▶ **Set exercise**: Copy out the passage on storing and analyzing web server logs word for word, in full.

>> begin Passage shown

A software facility for efficiently storing and accessing web server logs ("the facility") is provided.

In certain embodiments, the facility distributes web server log entries across multiple log files to facilitate parallel reading and analysis of the web server log by a number of processors simultaneously. The facility achieves such distribution of web server log entries using a mapping that maps each new web server log entry into a single log file. In various embodiments, the mapping is based upon a unique identifier identifying a user that originated the web serving request to which the entry corresponds; the type of the web serving request to which the entry corresponds; and/or an effective time for the web serving request to which the entry corresponds. The facility also preferably stores web server log files without maintaining indices thereon, further reducing the processing requirements for storing the log. The facility preferably processes the logs using specialized analysis programs developed in an efficient general-purpose prograniining environment, rather than using a conventional relational database engine for such analysis. In some embodiments, these programs are written in C++, and call a standard template library. In some embodiments, the facility stores each record of the web server log in a condensed binary form to minimize the amount of space on the web server log occupied by each record. The facility preferably further compresses each record using a compression technique optimized for highspeed decompression. By storing and analyzing log entries in this manner, the facility achieves new levels of efficiency in performing this logging and analysis function. Further, the facility is highly scalable, and provides powerful log analysis capabilities. Figure 2 is a high-level block diagram that shows the environment in which the facility operates. From this diagram, it can be appreciated that the facility 210 executes on the server computer system 140 within the environment described above in conjunction with Figure 1. The diagram also shows a number of log analysis computer systems, such as log analysis computer systems 221 and 222, that are connected to the server computer system 140, and that may be used by the facility to execute log analysis programs in parallel against different log partitions. Each log analysis computer system may have a single processor, or may have multiple processors.

>> end Passage shown
>> begin Raw records

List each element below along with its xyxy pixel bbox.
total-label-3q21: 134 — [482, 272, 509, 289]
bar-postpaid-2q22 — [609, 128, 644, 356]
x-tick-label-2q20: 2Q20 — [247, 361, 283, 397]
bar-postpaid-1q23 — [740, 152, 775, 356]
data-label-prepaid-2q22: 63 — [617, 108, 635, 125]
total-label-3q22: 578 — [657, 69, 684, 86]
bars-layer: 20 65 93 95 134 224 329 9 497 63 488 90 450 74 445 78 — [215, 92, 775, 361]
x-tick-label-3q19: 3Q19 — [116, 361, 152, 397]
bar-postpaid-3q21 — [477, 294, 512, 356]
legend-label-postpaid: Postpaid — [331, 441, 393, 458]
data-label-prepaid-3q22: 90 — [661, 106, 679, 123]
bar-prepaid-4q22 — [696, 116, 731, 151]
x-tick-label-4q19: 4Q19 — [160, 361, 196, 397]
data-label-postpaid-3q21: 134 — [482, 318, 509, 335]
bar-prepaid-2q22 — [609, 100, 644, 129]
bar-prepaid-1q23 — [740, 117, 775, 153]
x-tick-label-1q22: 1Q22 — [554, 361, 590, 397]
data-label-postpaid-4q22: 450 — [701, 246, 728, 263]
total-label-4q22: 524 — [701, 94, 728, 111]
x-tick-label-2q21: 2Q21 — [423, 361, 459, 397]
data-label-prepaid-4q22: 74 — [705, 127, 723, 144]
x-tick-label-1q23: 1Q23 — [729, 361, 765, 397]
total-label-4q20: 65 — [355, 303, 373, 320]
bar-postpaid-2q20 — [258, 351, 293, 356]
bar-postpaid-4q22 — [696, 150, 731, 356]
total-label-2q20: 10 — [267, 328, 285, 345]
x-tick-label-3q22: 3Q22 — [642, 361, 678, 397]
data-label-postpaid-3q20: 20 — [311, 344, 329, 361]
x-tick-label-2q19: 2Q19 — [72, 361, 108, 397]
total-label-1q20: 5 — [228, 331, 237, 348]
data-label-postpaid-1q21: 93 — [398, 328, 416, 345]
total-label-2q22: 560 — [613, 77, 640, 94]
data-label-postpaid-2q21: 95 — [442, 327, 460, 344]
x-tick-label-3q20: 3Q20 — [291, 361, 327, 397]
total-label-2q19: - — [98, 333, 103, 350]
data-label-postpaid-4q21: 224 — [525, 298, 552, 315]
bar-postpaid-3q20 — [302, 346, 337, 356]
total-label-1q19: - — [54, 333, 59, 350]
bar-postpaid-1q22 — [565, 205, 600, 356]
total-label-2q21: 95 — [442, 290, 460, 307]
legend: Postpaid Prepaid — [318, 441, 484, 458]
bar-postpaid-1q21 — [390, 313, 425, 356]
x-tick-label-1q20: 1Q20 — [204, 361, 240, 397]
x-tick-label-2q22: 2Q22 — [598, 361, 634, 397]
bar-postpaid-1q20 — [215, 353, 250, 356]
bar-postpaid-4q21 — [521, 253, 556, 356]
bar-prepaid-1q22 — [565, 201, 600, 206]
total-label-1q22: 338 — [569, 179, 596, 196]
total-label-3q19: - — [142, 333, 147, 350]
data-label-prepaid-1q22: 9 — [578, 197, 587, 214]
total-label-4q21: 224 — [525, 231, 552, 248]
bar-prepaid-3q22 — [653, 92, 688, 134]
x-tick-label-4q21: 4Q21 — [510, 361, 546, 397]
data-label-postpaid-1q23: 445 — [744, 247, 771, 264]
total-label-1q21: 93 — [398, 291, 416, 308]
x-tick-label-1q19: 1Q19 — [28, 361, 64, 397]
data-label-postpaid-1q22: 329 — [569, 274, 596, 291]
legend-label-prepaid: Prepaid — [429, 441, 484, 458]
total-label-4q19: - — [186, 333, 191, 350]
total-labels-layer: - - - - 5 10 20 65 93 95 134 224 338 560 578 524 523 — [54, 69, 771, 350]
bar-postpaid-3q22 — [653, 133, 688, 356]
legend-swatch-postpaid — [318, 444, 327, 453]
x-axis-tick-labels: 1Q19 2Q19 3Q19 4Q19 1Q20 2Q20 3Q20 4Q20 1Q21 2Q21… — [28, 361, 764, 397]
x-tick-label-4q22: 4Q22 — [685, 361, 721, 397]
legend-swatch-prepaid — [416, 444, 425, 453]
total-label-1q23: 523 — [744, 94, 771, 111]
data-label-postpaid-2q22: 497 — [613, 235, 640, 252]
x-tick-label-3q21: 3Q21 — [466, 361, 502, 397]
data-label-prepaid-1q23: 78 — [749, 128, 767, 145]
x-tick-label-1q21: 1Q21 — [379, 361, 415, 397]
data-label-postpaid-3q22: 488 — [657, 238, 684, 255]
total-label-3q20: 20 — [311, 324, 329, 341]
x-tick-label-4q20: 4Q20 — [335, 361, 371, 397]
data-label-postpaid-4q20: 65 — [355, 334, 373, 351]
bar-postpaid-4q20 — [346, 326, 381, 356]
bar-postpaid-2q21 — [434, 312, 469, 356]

>> end Raw records

▶ **Solution**:
A software facility for efficiently storing and accessing web server logs ("the facility") is provided.

In certain embodiments, the facility distributes web server log entries across multiple log files to facilitate parallel reading and analysis of the web server log by a number of processors simultaneously. The facility achieves such distribution of web server log entries using a mapping that maps each new web server log entry into a single log file. In various embodiments, the mapping is based upon a unique identifier identifying a user that originated the web serving request to which the entry corresponds; the type of the web serving request to which the entry corresponds; and/or an effective time for the web serving request to which the entry corresponds. The facility also preferably stores web server log files without maintaining indices thereon, further reducing the processing requirements for storing the log. The facility preferably processes the logs using specialized analysis programs developed in an efficient general-purpose prograniining environment, rather than using a conventional relational database engine for such analysis. In some embodiments, these programs are written in C++, and call a standard template library. In some embodiments, the facility stores each record of the web server log in a condensed binary form to minimize the amount of space on the web server log occupied by each record. The facility preferably further compresses each record using a compression technique optimized for highspeed decompression. By storing and analyzing log entries in this manner, the facility achieves new levels of efficiency in performing this logging and analysis function. Further, the facility is highly scalable, and provides powerful log analysis capabilities. Figure 2 is a high-level block diagram that shows the environment in which the facility operates. From this diagram, it can be appreciated that the facility 210 executes on the server computer system 140 within the environment described above in conjunction with Figure 1. The diagram also shows a number of log analysis computer systems, such as log analysis computer systems 221 and 222, that are connected to the server computer system 140, and that may be used by the facility to execute log analysis programs in parallel against different log partitions. Each log analysis computer system may have a single processor, or may have multiple processors.